**Requirements**
Check each line for the word "When" and report how many have it. Give nothing else.

(Figure content listings)
════════════════
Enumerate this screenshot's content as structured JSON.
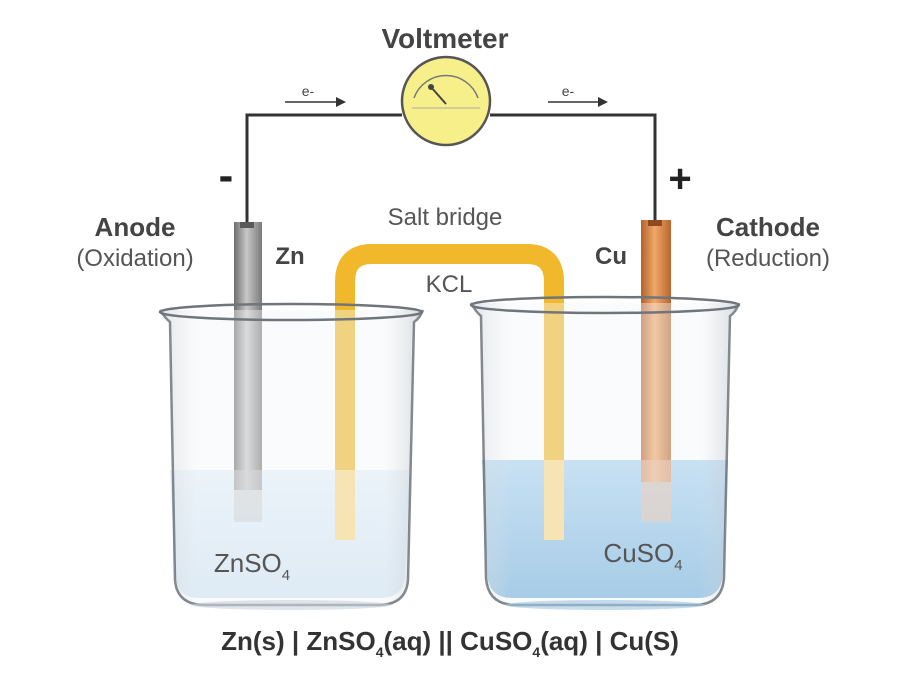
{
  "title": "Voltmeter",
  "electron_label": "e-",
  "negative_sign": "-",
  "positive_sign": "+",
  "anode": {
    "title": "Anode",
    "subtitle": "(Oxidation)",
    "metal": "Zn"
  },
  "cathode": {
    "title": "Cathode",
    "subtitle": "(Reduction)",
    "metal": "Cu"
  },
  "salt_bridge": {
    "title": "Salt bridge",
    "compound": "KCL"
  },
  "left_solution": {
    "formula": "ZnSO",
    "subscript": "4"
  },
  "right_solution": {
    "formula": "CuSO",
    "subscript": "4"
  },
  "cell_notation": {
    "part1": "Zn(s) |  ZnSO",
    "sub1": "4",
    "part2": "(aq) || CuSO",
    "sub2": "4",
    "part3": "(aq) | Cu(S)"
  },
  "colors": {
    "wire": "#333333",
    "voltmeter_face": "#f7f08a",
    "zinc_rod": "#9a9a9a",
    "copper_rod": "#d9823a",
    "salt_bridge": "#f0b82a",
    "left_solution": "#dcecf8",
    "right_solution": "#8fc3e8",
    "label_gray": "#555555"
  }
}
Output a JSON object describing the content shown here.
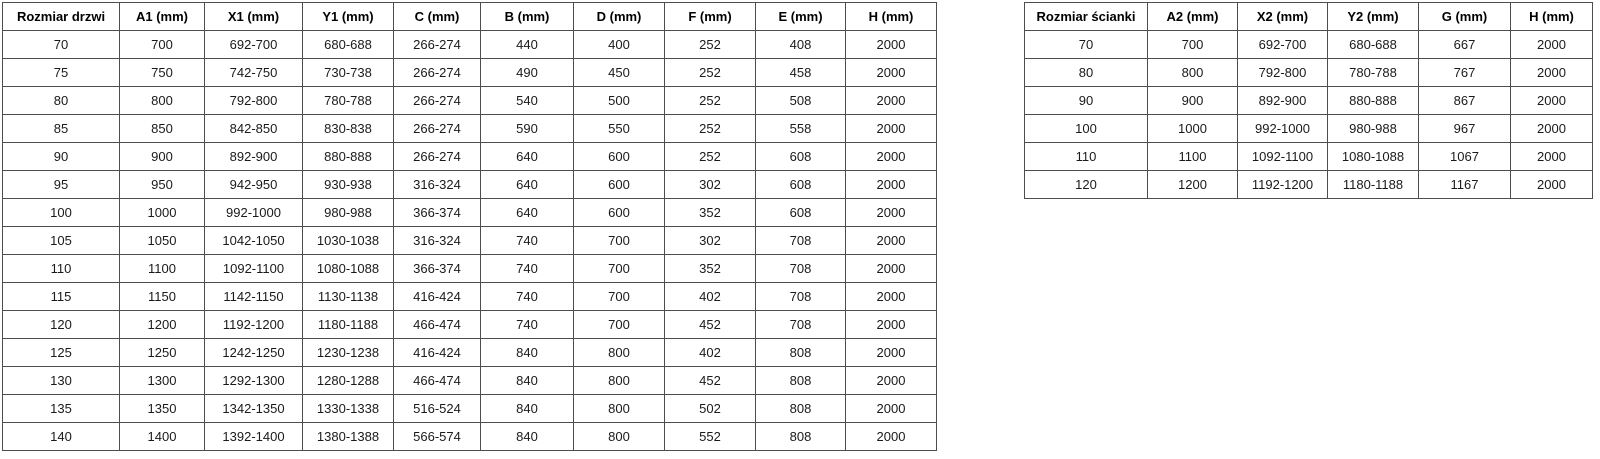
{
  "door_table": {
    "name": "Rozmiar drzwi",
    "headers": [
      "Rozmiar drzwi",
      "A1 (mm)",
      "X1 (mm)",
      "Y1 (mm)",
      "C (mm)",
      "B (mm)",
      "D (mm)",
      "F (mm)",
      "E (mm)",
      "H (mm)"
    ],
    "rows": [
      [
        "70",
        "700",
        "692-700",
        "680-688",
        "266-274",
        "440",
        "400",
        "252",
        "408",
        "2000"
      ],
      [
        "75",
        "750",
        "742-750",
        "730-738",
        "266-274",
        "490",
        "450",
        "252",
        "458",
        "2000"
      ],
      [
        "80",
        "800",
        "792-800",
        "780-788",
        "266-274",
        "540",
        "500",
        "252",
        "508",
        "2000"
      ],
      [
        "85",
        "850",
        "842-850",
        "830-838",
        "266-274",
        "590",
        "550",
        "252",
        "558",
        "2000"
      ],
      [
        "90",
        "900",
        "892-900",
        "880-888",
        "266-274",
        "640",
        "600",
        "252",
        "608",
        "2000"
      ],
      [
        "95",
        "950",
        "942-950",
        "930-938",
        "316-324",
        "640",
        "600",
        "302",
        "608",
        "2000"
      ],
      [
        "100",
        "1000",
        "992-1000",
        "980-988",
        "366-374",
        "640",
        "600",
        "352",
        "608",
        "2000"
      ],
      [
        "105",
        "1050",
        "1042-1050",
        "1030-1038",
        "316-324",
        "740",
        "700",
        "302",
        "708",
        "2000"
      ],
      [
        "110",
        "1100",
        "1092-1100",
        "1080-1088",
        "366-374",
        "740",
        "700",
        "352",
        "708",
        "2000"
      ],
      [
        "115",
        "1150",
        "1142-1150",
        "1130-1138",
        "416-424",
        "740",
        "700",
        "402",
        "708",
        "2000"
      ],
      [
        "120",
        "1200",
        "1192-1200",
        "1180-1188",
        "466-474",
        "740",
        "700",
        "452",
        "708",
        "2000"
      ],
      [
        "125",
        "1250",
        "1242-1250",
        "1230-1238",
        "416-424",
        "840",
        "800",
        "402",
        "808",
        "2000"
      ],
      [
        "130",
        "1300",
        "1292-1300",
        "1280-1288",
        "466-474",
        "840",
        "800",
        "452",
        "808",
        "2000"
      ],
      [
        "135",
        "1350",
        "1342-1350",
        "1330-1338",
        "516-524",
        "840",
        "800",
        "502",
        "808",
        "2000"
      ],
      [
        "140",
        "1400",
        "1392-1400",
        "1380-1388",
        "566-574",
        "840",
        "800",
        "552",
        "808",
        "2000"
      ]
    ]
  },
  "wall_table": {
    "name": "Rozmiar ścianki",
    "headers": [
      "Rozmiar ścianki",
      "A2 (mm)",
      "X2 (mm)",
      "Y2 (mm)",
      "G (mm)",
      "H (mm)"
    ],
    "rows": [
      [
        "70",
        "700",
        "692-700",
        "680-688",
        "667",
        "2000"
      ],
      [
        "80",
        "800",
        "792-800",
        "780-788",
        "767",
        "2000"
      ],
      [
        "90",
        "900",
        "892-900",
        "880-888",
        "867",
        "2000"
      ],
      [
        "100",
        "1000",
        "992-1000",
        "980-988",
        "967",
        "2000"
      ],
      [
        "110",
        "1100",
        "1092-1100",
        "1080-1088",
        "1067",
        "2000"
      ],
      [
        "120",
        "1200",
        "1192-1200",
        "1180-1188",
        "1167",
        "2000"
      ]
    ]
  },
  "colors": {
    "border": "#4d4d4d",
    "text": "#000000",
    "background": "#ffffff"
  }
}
════════════════
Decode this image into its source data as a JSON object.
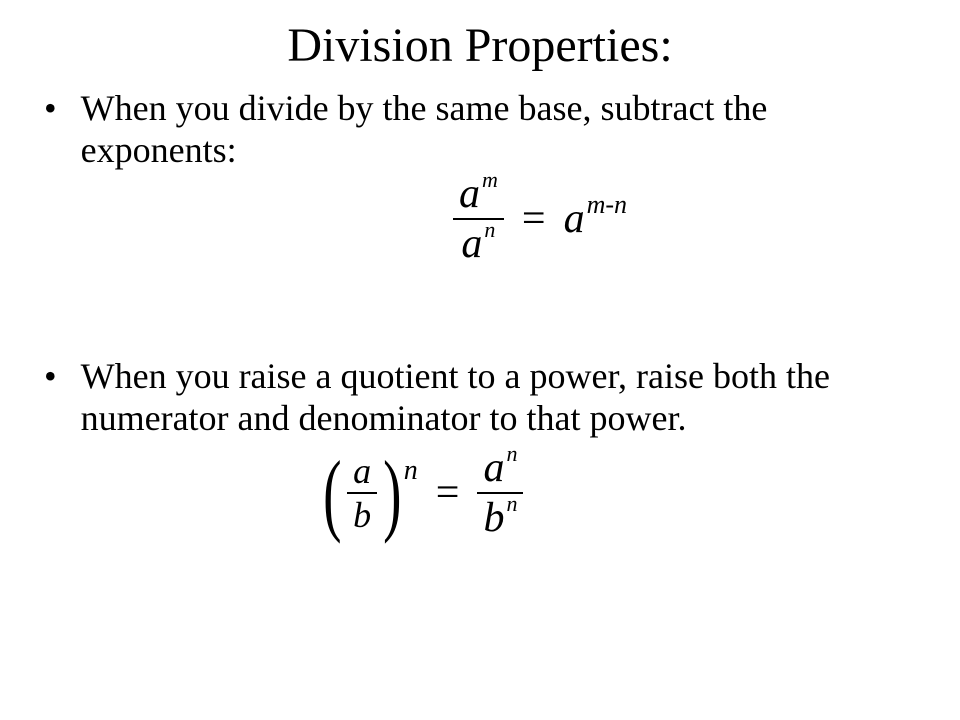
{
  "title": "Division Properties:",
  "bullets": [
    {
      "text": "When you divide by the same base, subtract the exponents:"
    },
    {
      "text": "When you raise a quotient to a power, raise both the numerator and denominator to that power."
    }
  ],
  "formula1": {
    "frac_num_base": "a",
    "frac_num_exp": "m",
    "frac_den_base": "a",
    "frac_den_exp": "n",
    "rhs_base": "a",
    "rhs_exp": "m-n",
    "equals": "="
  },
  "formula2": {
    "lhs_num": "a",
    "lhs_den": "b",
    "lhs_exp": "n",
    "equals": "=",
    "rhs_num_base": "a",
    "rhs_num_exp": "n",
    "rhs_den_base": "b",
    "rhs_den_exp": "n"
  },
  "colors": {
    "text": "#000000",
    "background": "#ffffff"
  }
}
════════════════
**Task response**
2